_Requirements_: Leave every picture out and write out the records below exactly.

— begin —

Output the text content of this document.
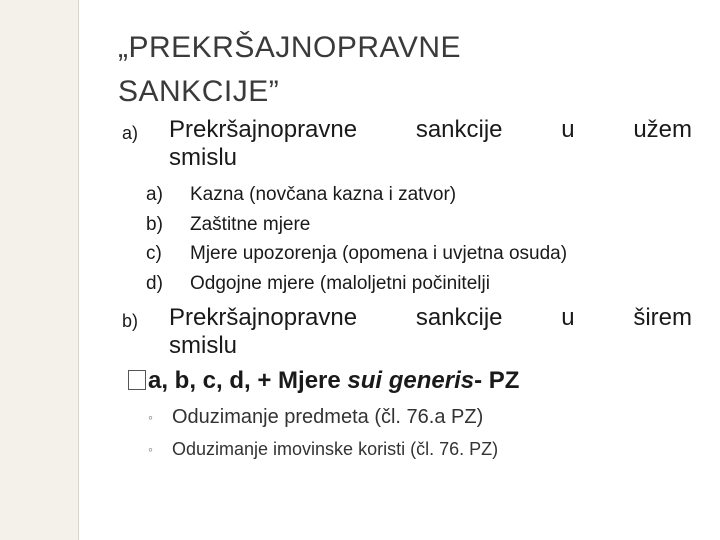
„PREKRŠAJNOPRAVNE
SANKCIJE”
a) Prekršajnopravne sankcije u užem
smislu
a) Kazna (novčana kazna i zatvor)
b) Zaštitne mjere
c) Mjere upozorenja (opomena i uvjetna osuda)
d) Odgojne mjere (maloljetni počinitelji
b) Prekršajnopravne sankcije u širem
smislu
a, b, c, d, + Mjere sui generis- PZ
◦ Oduzimanje predmeta (čl. 76.a PZ)
◦ Oduzimanje imovinske koristi (čl. 76. PZ)
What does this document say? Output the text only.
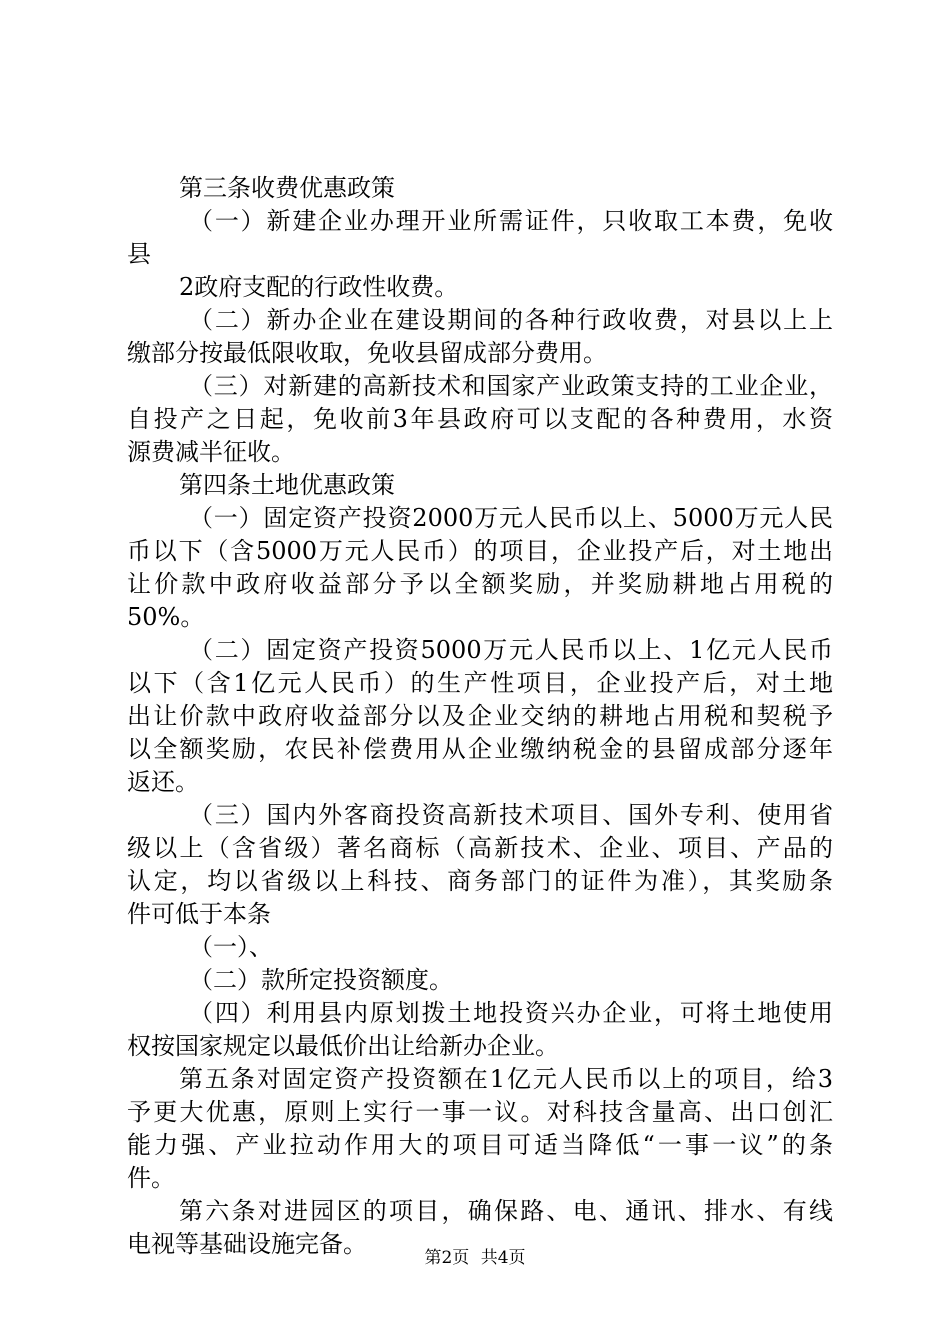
第三条收费优惠政策
（一）新建企业办理开业所需证件，只收取工本费，免收
县
2政府支配的行政性收费。
（二）新办企业在建设期间的各种行政收费，对县以上上
缴部分按最低限收取，免收县留成部分费用。
（三）对新建的高新技术和国家产业政策支持的工业企业，
自投产之日起，免收前3年县政府可以支配的各种费用，水资
源费减半征收。
第四条土地优惠政策
（一）固定资产投资2000万元人民币以上、5000万元人民
币以下（含5000万元人民币）的项目，企业投产后，对土地出
让价款中政府收益部分予以全额奖励，并奖励耕地占用税的
50%。
（二）固定资产投资5000万元人民币以上、1亿元人民币
以下（含1亿元人民币）的生产性项目，企业投产后，对土地
出让价款中政府收益部分以及企业交纳的耕地占用税和契税予
以全额奖励，农民补偿费用从企业缴纳税金的县留成部分逐年
返还。
（三）国内外客商投资高新技术项目、国外专利、使用省
级以上（含省级）著名商标（高新技术、企业、项目、产品的
认定，均以省级以上科技、商务部门的证件为准），其奖励条
件可低于本条
（一）、
（二）款所定投资额度。
（四）利用县内原划拨土地投资兴办企业，可将土地使用
权按国家规定以最低价出让给新办企业。
第五条对固定资产投资额在1亿元人民币以上的项目，给3
予更大优惠，原则上实行一事一议。对科技含量高、出口创汇
能力强、产业拉动作用大的项目可适当降低“一事一议”的条
件。
第六条对进园区的项目，确保路、电、通讯、排水、有线
电视等基础设施完备。	第2页 共4页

— end —

_Response for this exercise_:
Output the text content of this document.
„PREKRŠAJNOPRAVNE
SANKCIJE”
a) Prekršajnopravne sankcije u užem
smislu
a) Kazna (novčana kazna i zatvor)
b) Zaštitne mjere
c) Mjere upozorenja (opomena i uvjetna osuda)
d) Odgojne mjere (maloljetni počinitelji
b) Prekršajnopravne sankcije u širem
smislu
a, b, c, d, + Mjere sui generis- PZ
◦ Oduzimanje predmeta (čl. 76.a PZ)
◦ Oduzimanje imovinske koristi (čl. 76. PZ)
What does this document say? Output the text only.
第三条收费优惠政策
（一）新建企业办理开业所需证件，只收取工本费，免收
县
2政府支配的行政性收费。
（二）新办企业在建设期间的各种行政收费，对县以上上
缴部分按最低限收取，免收县留成部分费用。
（三）对新建的高新技术和国家产业政策支持的工业企业，
自投产之日起，免收前3年县政府可以支配的各种费用，水资
源费减半征收。
第四条土地优惠政策
（一）固定资产投资2000万元人民币以上、5000万元人民
币以下（含5000万元人民币）的项目，企业投产后，对土地出
让价款中政府收益部分予以全额奖励，并奖励耕地占用税的
50%。
（二）固定资产投资5000万元人民币以上、1亿元人民币
以下（含1亿元人民币）的生产性项目，企业投产后，对土地
出让价款中政府收益部分以及企业交纳的耕地占用税和契税予
以全额奖励，农民补偿费用从企业缴纳税金的县留成部分逐年
返还。
（三）国内外客商投资高新技术项目、国外专利、使用省
级以上（含省级）著名商标（高新技术、企业、项目、产品的
认定，均以省级以上科技、商务部门的证件为准），其奖励条
件可低于本条
（一）、
（二）款所定投资额度。
（四）利用县内原划拨土地投资兴办企业，可将土地使用
权按国家规定以最低价出让给新办企业。
第五条对固定资产投资额在1亿元人民币以上的项目，给3
予更大优惠，原则上实行一事一议。对科技含量高、出口创汇
能力强、产业拉动作用大的项目可适当降低“一事一议”的条
件。
第六条对进园区的项目，确保路、电、通讯、排水、有线
电视等基础设施完备。	第2页 共4页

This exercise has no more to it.